Go through the entries one line at a time, and gather every line that has the word "یحیی".

>> Begin Supplied data

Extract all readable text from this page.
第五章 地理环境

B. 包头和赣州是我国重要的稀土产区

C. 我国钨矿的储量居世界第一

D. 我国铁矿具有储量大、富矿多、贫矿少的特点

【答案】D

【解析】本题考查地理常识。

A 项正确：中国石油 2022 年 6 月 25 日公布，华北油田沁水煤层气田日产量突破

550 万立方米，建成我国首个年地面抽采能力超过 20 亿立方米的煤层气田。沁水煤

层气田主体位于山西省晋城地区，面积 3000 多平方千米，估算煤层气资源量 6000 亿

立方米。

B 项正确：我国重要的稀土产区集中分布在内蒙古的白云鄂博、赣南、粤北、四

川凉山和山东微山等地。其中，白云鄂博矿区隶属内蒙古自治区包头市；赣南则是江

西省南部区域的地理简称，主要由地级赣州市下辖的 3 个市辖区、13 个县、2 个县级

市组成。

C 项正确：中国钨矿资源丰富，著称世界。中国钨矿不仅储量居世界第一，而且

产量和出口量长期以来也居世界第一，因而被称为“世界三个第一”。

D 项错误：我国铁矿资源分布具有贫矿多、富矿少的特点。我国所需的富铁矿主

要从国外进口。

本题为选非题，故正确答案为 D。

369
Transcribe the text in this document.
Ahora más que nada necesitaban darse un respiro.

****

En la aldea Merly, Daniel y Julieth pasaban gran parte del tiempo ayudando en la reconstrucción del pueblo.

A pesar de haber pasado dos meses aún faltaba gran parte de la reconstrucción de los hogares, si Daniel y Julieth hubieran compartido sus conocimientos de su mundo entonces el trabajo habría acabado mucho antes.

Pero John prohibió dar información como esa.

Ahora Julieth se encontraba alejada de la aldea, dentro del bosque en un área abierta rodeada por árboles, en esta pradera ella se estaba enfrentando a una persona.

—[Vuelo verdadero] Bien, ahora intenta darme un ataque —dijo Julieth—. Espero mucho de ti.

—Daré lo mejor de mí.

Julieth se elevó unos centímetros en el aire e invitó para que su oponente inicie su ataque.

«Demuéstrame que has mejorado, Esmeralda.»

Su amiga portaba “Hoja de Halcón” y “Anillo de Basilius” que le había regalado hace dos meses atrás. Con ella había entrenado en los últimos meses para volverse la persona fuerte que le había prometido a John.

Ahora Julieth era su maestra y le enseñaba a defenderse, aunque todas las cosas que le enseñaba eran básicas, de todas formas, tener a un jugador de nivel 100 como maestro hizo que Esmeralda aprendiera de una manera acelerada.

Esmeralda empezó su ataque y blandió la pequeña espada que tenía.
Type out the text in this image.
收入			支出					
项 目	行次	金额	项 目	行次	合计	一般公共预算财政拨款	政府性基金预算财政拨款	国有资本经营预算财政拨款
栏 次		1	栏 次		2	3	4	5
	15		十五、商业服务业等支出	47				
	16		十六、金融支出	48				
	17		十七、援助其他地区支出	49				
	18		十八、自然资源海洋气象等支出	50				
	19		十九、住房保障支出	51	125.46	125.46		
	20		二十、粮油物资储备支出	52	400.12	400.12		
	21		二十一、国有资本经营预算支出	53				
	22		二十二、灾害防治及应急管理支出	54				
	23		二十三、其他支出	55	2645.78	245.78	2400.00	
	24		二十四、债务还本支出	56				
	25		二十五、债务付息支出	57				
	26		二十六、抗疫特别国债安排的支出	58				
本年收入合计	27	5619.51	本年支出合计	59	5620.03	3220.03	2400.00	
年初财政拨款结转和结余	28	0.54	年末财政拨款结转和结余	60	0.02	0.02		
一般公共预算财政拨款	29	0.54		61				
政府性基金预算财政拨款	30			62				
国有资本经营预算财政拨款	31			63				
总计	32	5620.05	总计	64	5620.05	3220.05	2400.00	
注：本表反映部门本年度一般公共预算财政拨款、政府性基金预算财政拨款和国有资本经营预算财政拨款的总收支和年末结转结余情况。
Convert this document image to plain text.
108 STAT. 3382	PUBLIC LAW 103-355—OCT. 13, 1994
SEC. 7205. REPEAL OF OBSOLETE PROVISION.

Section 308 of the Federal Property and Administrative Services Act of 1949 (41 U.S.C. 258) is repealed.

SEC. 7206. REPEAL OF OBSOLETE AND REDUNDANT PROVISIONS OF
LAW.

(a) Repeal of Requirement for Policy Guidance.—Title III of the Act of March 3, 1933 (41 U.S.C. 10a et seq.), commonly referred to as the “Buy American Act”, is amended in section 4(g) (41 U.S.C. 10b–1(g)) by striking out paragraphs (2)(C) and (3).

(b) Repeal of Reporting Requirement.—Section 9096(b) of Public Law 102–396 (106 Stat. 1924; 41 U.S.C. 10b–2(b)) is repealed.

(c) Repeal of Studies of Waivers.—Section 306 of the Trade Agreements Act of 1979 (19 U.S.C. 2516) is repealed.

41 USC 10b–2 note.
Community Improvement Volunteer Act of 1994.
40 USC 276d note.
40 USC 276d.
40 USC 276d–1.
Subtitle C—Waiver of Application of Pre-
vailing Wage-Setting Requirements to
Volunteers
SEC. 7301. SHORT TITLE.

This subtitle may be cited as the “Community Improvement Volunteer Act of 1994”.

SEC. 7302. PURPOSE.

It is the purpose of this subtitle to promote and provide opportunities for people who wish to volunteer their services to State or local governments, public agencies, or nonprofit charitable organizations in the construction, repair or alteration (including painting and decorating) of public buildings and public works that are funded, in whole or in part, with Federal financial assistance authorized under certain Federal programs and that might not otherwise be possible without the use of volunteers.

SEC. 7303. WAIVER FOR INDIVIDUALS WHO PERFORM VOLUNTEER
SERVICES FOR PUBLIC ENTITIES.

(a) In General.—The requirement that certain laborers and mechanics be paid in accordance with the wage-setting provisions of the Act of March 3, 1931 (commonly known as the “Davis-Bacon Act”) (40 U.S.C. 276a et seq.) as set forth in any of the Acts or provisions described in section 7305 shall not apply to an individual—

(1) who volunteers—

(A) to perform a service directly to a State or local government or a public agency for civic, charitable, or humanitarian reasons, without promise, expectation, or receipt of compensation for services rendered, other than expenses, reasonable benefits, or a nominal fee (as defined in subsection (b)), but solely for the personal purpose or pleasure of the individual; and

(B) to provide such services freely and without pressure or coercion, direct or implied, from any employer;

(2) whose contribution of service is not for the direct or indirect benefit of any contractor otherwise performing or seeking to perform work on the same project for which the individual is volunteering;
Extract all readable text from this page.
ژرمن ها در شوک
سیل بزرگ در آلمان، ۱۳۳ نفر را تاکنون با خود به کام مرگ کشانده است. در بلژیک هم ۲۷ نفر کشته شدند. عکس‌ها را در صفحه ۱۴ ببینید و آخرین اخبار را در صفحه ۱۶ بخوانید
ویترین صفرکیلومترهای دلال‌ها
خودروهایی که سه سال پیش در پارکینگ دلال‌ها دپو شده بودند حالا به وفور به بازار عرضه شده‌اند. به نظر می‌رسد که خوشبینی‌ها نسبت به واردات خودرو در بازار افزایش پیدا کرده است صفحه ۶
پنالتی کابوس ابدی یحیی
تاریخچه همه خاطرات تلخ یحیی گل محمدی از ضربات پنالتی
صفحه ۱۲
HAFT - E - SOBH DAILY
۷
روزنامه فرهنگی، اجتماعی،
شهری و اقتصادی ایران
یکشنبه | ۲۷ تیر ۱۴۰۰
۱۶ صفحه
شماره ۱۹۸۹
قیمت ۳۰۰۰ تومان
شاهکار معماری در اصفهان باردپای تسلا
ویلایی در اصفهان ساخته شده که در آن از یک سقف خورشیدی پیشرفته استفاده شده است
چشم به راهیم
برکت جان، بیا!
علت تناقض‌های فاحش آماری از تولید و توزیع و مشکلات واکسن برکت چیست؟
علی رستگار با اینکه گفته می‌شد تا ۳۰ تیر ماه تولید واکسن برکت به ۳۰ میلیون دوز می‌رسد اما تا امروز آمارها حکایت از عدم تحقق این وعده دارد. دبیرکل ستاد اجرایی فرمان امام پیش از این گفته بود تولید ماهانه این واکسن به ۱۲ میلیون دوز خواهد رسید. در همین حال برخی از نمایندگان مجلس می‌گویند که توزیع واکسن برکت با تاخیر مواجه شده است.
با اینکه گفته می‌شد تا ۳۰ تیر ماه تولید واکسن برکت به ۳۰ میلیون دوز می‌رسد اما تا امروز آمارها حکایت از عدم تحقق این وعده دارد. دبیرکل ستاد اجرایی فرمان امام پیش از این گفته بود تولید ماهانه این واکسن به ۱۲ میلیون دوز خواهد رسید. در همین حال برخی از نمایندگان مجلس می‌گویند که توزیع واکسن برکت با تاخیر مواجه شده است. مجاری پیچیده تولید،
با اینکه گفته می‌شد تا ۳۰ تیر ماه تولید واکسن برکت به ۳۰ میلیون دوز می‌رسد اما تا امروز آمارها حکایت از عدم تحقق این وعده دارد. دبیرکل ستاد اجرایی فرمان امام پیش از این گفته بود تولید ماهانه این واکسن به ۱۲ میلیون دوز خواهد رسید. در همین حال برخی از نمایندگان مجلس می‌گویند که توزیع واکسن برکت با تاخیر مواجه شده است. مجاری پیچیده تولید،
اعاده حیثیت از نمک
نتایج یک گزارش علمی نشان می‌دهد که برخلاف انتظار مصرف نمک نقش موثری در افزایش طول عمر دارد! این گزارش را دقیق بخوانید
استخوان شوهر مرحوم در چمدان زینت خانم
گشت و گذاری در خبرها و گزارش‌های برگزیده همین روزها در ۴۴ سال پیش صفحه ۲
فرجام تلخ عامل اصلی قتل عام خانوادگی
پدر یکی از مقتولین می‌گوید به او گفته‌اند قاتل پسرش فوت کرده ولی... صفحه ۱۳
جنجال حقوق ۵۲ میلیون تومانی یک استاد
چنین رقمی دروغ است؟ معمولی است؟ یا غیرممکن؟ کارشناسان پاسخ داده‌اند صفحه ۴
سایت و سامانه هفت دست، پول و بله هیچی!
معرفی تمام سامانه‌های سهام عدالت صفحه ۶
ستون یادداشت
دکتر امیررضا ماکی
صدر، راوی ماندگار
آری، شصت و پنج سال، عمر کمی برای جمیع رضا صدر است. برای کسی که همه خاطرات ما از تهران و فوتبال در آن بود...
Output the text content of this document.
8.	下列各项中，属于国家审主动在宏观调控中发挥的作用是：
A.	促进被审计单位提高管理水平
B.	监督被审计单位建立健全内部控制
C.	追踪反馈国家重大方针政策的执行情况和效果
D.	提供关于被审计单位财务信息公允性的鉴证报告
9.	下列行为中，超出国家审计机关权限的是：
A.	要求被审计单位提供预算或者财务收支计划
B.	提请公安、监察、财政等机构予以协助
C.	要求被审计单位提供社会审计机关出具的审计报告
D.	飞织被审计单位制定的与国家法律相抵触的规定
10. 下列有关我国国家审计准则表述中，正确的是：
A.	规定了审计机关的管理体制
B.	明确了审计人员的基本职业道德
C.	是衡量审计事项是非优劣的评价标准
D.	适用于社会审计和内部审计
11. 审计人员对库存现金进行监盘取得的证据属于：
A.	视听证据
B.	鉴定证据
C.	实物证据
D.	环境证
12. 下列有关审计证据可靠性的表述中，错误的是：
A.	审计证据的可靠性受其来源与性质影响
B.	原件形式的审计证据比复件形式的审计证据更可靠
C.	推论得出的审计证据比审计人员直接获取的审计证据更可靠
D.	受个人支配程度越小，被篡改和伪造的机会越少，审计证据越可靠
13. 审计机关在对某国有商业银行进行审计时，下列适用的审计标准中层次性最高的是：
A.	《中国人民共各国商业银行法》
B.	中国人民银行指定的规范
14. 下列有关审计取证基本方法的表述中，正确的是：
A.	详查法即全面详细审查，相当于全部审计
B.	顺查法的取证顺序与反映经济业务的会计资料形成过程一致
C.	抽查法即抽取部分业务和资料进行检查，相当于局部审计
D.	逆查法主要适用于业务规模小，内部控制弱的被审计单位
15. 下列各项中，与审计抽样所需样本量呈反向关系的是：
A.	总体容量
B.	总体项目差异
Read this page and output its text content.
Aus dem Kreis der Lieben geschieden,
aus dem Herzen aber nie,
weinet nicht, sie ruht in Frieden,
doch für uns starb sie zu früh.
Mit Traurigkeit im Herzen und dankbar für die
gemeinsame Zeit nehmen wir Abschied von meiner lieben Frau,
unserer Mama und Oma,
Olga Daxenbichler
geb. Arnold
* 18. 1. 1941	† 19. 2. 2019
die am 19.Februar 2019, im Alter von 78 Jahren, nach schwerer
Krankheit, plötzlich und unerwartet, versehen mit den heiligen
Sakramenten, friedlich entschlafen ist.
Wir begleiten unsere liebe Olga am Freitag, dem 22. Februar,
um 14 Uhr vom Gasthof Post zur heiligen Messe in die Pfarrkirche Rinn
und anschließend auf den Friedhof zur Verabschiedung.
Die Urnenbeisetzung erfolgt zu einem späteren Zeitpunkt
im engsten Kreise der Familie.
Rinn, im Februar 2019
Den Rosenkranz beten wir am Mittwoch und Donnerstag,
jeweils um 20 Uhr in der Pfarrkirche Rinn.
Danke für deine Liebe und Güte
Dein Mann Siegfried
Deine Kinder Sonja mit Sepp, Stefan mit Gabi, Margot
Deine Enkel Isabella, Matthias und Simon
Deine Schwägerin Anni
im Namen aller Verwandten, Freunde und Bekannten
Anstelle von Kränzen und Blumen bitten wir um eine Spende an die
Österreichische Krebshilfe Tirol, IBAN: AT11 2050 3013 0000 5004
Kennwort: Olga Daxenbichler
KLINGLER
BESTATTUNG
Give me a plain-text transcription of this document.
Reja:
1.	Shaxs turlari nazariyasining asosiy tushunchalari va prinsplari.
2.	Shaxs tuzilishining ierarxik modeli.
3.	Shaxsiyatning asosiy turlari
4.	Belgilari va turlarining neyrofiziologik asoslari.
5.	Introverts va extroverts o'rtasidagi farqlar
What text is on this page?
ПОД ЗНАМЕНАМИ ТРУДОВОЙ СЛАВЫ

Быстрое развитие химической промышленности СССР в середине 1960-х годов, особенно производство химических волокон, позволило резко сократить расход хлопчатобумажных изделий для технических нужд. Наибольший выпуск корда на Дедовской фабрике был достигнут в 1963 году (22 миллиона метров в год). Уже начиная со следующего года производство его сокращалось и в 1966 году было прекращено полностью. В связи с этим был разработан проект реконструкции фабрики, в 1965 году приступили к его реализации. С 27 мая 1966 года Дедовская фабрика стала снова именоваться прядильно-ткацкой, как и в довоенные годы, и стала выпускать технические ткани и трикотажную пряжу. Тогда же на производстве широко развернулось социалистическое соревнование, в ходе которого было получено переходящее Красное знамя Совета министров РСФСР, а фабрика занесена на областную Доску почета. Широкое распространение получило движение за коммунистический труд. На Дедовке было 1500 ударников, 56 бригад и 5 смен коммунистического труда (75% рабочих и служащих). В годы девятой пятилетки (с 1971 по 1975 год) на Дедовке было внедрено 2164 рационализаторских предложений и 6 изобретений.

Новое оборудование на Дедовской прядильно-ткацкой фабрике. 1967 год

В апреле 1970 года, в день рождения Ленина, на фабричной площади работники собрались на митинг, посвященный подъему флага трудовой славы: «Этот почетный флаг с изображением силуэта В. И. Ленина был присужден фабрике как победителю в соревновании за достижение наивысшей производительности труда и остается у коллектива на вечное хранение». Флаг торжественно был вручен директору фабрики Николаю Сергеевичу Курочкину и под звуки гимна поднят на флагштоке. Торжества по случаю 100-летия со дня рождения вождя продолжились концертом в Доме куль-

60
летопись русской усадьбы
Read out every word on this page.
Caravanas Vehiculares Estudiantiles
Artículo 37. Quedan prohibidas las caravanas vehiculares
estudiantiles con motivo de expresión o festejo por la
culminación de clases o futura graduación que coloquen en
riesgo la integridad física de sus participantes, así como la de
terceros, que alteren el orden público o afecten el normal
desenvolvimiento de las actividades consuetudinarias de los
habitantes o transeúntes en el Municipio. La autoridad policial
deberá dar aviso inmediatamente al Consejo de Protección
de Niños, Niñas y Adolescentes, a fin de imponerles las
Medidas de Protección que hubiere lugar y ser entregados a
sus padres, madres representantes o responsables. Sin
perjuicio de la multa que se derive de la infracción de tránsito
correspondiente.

>> End Supplied data

• **Final result**
پنالتی کابوس ابدی یحیی
تاریخچه همه خاطرات تلخ یحیی گل محمدی از ضربات پنالتی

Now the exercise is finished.